# Stated task
Write out all of the records precisely. Skip anything that is a picture.

========

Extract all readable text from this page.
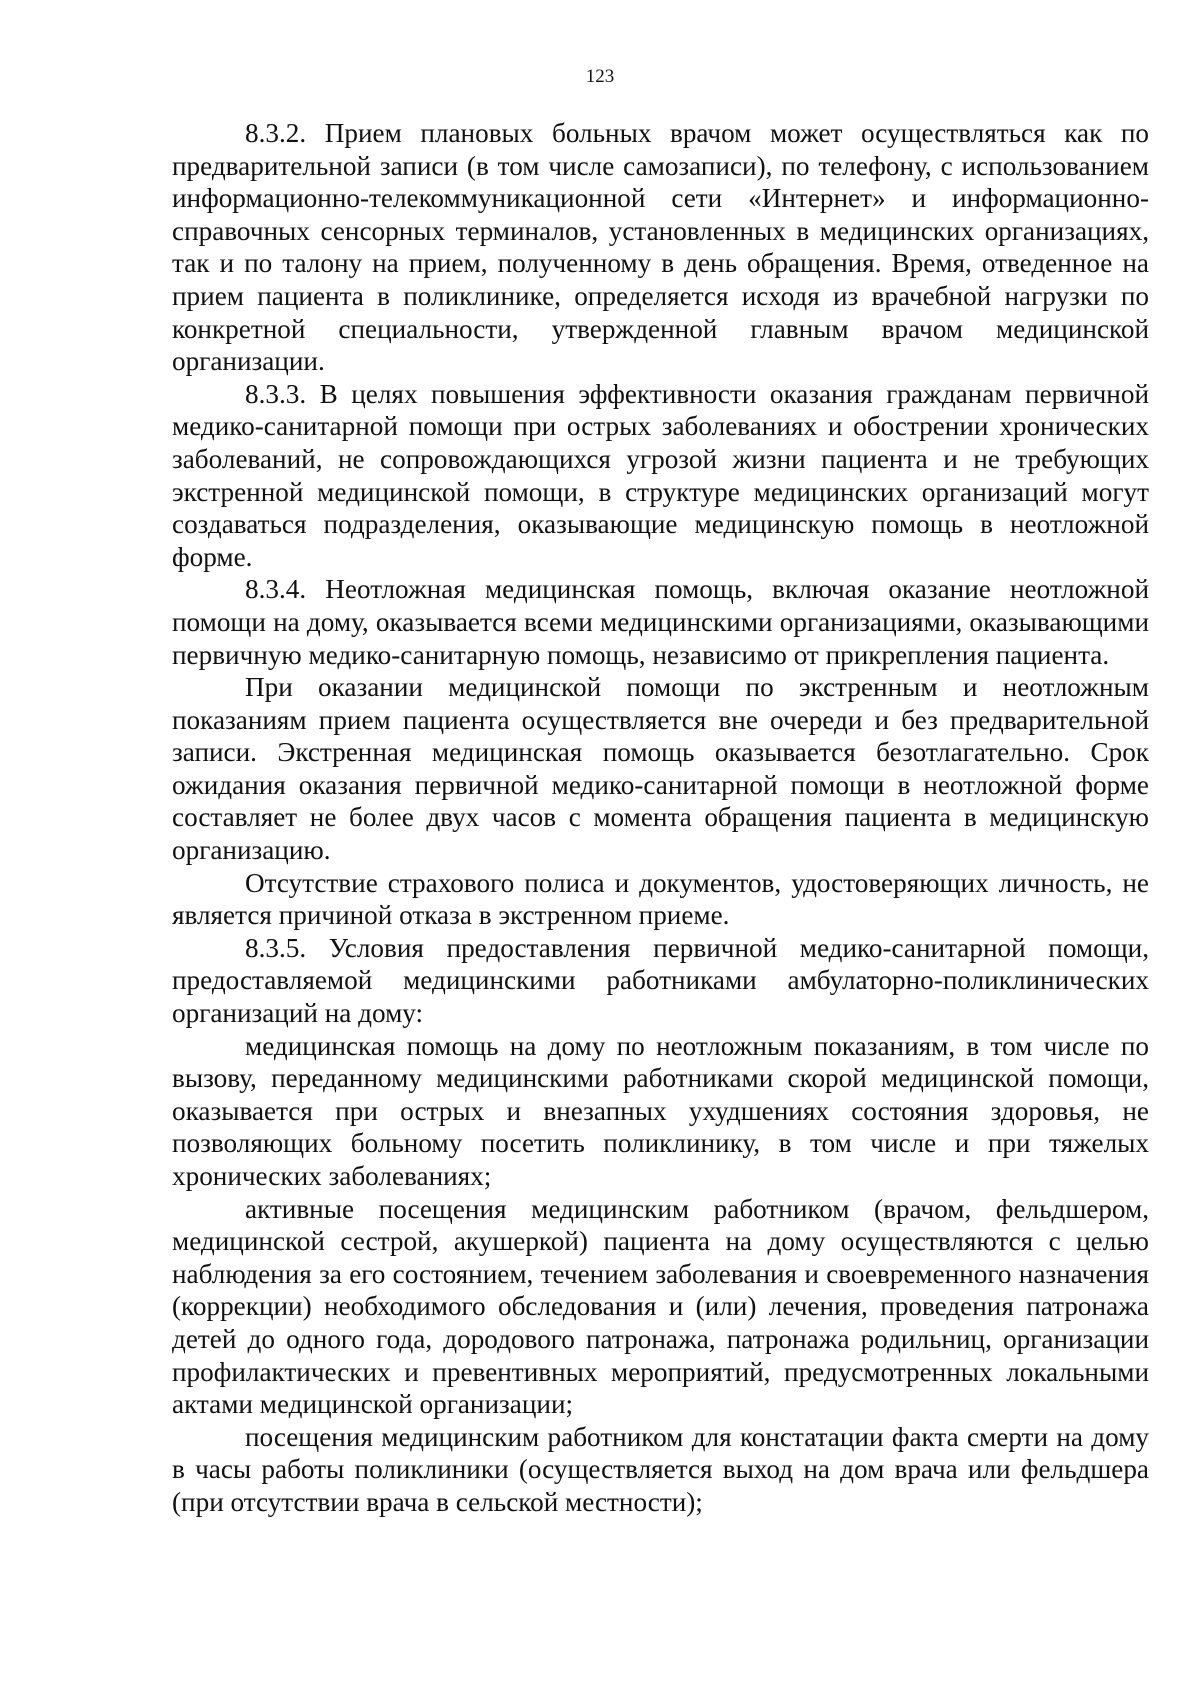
123

8.3.2. Прием плановых больных врачом может осуществляться как по предварительной записи (в том числе самозаписи), по телефону, с использованием информационно-телекоммуникационной сети «Интернет» и информационно-справочных сенсорных терминалов, установленных в медицинских организациях, так и по талону на прием, полученному в день обращения. Время, отведенное на прием пациента в поликлинике, определяется исходя из врачебной нагрузки по конкретной специальности, утвержденной главным врачом медицинской организации.

8.3.3. В целях повышения эффективности оказания гражданам первичной медико-санитарной помощи при острых заболеваниях и обострении хронических заболеваний, не сопровождающихся угрозой жизни пациента и не требующих экстренной медицинской помощи, в структуре медицинских организаций могут создаваться подразделения, оказывающие медицинскую помощь в неотложной форме.

8.3.4. Неотложная медицинская помощь, включая оказание неотложной помощи на дому, оказывается всеми медицинскими организациями, оказывающими первичную медико-санитарную помощь, независимо от прикрепления пациента.

При оказании медицинской помощи по экстренным и неотложным показаниям прием пациента осуществляется вне очереди и без предварительной записи. Экстренная медицинская помощь оказывается безотлагательно. Срок ожидания оказания первичной медико-санитарной помощи в неотложной форме составляет не более двух часов с момента обращения пациента в медицинскую организацию.

Отсутствие страхового полиса и документов, удостоверяющих личность, не является причиной отказа в экстренном приеме.

8.3.5. Условия предоставления первичной медико-санитарной помощи, предоставляемой медицинскими работниками амбулаторно-поликлинических организаций на дому:

медицинская помощь на дому по неотложным показаниям, в том числе по вызову, переданному медицинскими работниками скорой медицинской помощи, оказывается при острых и внезапных ухудшениях состояния здоровья, не позволяющих больному посетить поликлинику, в том числе и при тяжелых хронических заболеваниях;

активные посещения медицинским работником (врачом, фельдшером, медицинской сестрой, акушеркой) пациента на дому осуществляются с целью наблюдения за его состоянием, течением заболевания и своевременного назначения (коррекции) необходимого обследования и (или) лечения, проведения патронажа детей до одного года, дородового патронажа, патронажа родильниц, организации профилактических и превентивных мероприятий, предусмотренных локальными актами медицинской организации;

посещения медицинским работником для констатации факта смерти на дому в часы работы поликлиники (осуществляется выход на дом врача или фельдшера (при отсутствии врача в сельской местности);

========

# Task result
Extract all readable text from this page.
123

8.3.2. Прием плановых больных врачом может осуществляться как по предварительной записи (в том числе самозаписи), по телефону, с использованием информационно-телекоммуникационной сети «Интернет» и информационно-справочных сенсорных терминалов, установленных в медицинских организациях, так и по талону на прием, полученному в день обращения. Время, отведенное на прием пациента в поликлинике, определяется исходя из врачебной нагрузки по конкретной специальности, утвержденной главным врачом медицинской организации.

8.3.3. В целях повышения эффективности оказания гражданам первичной медико-санитарной помощи при острых заболеваниях и обострении хронических заболеваний, не сопровождающихся угрозой жизни пациента и не требующих экстренной медицинской помощи, в структуре медицинских организаций могут создаваться подразделения, оказывающие медицинскую помощь в неотложной форме.

8.3.4. Неотложная медицинская помощь, включая оказание неотложной помощи на дому, оказывается всеми медицинскими организациями, оказывающими первичную медико-санитарную помощь, независимо от прикрепления пациента.

При оказании медицинской помощи по экстренным и неотложным показаниям прием пациента осуществляется вне очереди и без предварительной записи. Экстренная медицинская помощь оказывается безотлагательно. Срок ожидания оказания первичной медико-санитарной помощи в неотложной форме составляет не более двух часов с момента обращения пациента в медицинскую организацию.

Отсутствие страхового полиса и документов, удостоверяющих личность, не является причиной отказа в экстренном приеме.

8.3.5. Условия предоставления первичной медико-санитарной помощи, предоставляемой медицинскими работниками амбулаторно-поликлинических организаций на дому:

медицинская помощь на дому по неотложным показаниям, в том числе по вызову, переданному медицинскими работниками скорой медицинской помощи, оказывается при острых и внезапных ухудшениях состояния здоровья, не позволяющих больному посетить поликлинику, в том числе и при тяжелых хронических заболеваниях;

активные посещения медицинским работником (врачом, фельдшером, медицинской сестрой, акушеркой) пациента на дому осуществляются с целью наблюдения за его состоянием, течением заболевания и своевременного назначения (коррекции) необходимого обследования и (или) лечения, проведения патронажа детей до одного года, дородового патронажа, патронажа родильниц, организации профилактических и превентивных мероприятий, предусмотренных локальными актами медицинской организации;

посещения медицинским работником для констатации факта смерти на дому в часы работы поликлиники (осуществляется выход на дом врача или фельдшера (при отсутствии врача в сельской местности);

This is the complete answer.